** START OF GIVEN RECORDS **

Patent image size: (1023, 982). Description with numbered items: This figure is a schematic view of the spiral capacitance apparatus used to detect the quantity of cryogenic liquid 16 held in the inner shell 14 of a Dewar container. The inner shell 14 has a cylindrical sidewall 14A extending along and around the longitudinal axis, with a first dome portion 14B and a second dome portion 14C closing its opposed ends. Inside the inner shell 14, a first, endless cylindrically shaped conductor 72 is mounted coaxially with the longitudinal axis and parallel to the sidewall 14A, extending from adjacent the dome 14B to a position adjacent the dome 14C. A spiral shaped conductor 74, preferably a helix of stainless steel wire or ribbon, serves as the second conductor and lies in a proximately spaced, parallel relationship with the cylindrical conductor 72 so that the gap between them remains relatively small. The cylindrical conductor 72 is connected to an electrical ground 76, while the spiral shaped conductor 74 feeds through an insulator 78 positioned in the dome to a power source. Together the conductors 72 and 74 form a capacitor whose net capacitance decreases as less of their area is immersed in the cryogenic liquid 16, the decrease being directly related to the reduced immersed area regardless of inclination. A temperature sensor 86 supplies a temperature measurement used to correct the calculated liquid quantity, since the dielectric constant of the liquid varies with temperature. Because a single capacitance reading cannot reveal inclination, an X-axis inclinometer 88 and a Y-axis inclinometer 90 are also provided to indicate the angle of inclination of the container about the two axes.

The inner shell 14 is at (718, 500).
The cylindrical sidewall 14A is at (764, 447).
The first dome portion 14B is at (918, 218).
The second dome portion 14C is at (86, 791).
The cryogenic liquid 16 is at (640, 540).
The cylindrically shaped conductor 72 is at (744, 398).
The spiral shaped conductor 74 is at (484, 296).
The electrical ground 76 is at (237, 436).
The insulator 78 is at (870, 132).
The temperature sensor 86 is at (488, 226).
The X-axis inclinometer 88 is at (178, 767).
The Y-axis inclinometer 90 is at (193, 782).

** END OF GIVEN RECORDS **

▸ **WORK TO COMPLETE**
Copy out verbatim every line of the items from the beginning up to and including the line containing "The second dome portion 14C is at (86, 791).".

▸ **EXERCISE RESPONSE**
Patent image size: (1023, 982). Description with numbered items: This figure is a schematic view of the spiral capacitance apparatus used to detect the quantity of cryogenic liquid 16 held in the inner shell 14 of a Dewar container. The inner shell 14 has a cylindrical sidewall 14A extending along and around the longitudinal axis, with a first dome portion 14B and a second dome portion 14C closing its opposed ends. Inside the inner shell 14, a first, endless cylindrically shaped conductor 72 is mounted coaxially with the longitudinal axis and parallel to the sidewall 14A, extending from adjacent the dome 14B to a position adjacent the dome 14C. A spiral shaped conductor 74, preferably a helix of stainless steel wire or ribbon, serves as the second conductor and lies in a proximately spaced, parallel relationship with the cylindrical conductor 72 so that the gap between them remains relatively small. The cylindrical conductor 72 is connected to an electrical ground 76, while the spiral shaped conductor 74 feeds through an insulator 78 positioned in the dome to a power source. Together the conductors 72 and 74 form a capacitor whose net capacitance decreases as less of their area is immersed in the cryogenic liquid 16, the decrease being directly related to the reduced immersed area regardless of inclination. A temperature sensor 86 supplies a temperature measurement used to correct the calculated liquid quantity, since the dielectric constant of the liquid varies with temperature. Because a single capacitance reading cannot reveal inclination, an X-axis inclinometer 88 and a Y-axis inclinometer 90 are also provided to indicate the angle of inclination of the container about the two axes.

The inner shell 14 is at (718, 500).
The cylindrical sidewall 14A is at (764, 447).
The first dome portion 14B is at (918, 218).
The second dome portion 14C is at (86, 791).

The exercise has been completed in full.